__DOCUMENT EXCERPT__.
################

Faced with Ninth Army's imminent collapse, OKH authorised a withdrawal. Lieutenant-General Adolf Hamann, Commander (Commandant) of Bobruysk, was ordered to hold the town with one division, Lieutenant-General Edmund Hoffmeister's 383rd Infantry Division. Thousands of wounded were abandoned in the citadel. The remnants of 20th Panzer Division, with a handful of tanks and assault guns, formed a spearhead for XXXXI Panzer Corps' breakout attempt which was placed under Hoffmeister's overall command, while 12th Panzer Division attacked from the Svislach River to meet the retreating troops. Though a breakout was achieved through positions held by the Soviet 356th Rifle Division of 65th Army, the German forces were again subjected to intense artillery bombardment and air attack as they attempted to make their way along the roads south of Minsk.

################

__INFORMATION__.
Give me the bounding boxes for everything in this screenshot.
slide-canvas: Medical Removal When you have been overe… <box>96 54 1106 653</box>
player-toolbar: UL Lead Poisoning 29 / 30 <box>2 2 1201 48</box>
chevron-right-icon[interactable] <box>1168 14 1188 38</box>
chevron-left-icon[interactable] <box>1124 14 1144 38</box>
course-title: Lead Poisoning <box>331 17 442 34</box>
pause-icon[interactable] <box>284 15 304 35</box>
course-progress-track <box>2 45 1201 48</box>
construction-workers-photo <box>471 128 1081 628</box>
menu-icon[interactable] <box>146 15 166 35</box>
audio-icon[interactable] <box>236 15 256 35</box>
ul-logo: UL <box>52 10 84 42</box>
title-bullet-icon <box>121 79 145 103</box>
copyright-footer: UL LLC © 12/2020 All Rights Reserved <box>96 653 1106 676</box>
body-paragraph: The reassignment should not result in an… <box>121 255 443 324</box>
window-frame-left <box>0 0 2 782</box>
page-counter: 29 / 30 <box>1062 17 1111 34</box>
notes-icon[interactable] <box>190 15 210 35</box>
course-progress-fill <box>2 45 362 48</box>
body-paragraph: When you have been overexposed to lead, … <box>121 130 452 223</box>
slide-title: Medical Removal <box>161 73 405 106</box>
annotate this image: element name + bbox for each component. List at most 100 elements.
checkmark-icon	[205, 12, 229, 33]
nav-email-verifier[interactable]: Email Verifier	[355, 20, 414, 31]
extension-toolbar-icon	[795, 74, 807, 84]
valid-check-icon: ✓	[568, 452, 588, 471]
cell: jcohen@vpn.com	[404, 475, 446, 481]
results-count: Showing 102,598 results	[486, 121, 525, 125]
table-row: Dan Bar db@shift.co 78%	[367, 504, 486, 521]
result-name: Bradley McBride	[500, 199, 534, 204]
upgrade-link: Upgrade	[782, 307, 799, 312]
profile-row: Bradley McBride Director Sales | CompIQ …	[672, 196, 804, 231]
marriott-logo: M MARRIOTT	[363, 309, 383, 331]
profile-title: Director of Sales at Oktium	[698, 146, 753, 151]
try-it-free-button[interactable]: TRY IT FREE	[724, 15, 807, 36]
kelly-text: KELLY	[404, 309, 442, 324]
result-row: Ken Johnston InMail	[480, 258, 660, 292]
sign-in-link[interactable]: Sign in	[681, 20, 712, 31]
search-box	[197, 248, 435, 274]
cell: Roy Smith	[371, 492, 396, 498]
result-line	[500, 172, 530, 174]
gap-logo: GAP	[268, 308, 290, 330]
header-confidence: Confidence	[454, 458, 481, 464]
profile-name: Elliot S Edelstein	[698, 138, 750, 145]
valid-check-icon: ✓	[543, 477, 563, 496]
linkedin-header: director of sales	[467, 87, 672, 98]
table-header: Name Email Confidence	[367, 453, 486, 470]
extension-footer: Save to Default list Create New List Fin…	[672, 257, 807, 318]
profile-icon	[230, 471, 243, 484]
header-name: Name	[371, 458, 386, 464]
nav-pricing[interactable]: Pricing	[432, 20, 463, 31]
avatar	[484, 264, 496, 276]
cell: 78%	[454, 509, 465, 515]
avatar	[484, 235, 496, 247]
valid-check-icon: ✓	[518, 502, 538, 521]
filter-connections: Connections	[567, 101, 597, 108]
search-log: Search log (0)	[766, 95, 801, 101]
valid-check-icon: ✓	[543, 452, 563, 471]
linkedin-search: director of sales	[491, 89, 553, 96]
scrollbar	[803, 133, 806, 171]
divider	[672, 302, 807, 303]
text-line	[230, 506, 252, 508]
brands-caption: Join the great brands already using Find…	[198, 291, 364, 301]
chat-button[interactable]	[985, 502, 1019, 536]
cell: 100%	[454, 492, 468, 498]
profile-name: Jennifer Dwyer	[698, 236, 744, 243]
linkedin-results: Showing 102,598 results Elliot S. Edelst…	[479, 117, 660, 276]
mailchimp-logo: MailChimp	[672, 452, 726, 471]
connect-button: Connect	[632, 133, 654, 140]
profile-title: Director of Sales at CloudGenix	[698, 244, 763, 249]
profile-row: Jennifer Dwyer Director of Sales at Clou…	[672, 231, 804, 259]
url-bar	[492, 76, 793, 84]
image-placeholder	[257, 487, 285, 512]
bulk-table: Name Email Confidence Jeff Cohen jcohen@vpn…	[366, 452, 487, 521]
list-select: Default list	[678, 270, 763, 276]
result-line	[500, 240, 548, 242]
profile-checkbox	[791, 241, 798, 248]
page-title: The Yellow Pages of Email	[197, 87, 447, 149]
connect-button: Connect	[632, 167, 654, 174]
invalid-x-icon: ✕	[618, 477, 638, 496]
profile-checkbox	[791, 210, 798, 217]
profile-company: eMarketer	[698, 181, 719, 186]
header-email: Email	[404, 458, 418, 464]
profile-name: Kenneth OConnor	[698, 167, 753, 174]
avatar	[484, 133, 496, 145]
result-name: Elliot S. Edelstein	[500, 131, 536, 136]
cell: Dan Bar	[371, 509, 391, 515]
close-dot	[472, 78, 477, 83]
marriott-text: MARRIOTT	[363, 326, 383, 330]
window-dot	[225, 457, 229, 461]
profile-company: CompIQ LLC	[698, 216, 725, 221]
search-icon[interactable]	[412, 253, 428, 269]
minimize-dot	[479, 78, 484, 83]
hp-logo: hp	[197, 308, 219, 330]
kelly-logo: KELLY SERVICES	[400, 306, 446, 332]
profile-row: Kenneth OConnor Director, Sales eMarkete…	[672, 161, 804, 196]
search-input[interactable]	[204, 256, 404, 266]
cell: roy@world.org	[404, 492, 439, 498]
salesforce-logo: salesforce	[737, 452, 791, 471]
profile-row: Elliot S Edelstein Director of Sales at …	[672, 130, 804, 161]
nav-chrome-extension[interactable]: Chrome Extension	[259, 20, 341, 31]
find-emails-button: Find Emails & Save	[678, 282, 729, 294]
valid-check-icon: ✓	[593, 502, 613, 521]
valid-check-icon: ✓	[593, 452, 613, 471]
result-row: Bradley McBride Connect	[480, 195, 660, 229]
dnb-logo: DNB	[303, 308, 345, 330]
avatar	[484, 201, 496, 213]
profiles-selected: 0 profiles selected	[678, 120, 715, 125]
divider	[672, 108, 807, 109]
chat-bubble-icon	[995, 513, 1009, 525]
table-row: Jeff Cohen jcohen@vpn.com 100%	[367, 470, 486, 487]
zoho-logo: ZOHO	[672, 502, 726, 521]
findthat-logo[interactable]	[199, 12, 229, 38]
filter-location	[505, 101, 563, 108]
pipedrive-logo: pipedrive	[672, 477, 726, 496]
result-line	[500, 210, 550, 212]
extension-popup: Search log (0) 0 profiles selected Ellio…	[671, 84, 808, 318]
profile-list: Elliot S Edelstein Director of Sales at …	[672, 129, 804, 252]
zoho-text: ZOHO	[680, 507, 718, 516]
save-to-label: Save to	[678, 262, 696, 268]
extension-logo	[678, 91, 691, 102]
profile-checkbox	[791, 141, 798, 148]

################

__WORK TO COMPLETE__.
(A) Reproduce the Bobruysk passage word for word between "Faced with Ninth" and "south of Minsk.", inclusive.
(B) In the Bobruysk passage, which division was ordered to hold the town?
(C) Decide whether each statement agrees with the Bobruysk passage, and answer yes or no with the deciding words quoted: (i) The 12th Panzer Division attacked from the Svislach River. (ii) The wounded in the citadel were taken out of the town. (iii) The breakout attempt was placed under Hamann's overall command.
This data comes from a different source than the Bobruysk passage.

__SOLUTIONS IN ORDER__.
(A)
Faced with Ninth Army's imminent collapse, OKH authorised a withdrawal. Lieutenant-General Adolf Hamann, Commander (Commandant) of Bobruysk, was ordered to hold the town with one division, Lieutenant-General Edmund Hoffmeister's 383rd Infantry Division. Thousands of wounded were abandoned in the citadel. The remnants of 20th Panzer Division, with a handful of tanks and assault guns, formed a spearhead for XXXXI Panzer Corps' breakout attempt which was placed under Hoffmeister's overall command, while 12th Panzer Division attacked from the Svislach River to meet the retreating troops. Though a breakout was achieved through positions held by the Soviet 356th Rifle Division of 65th Army, the German forces were again subjected to intense artillery bombardment and air attack as they attempted to make their way along the roads south of Minsk.

(B) Lieutenant-General Edmund Hoffmeister's 383rd Infantry Division.

(C)
(i) Yes: "12th Panzer Division attacked from the Svislach River to meet the retreating troops"
(ii) No: "Thousands of wounded were abandoned in the citadel."
(iii) No: "placed under Hoffmeister's overall command"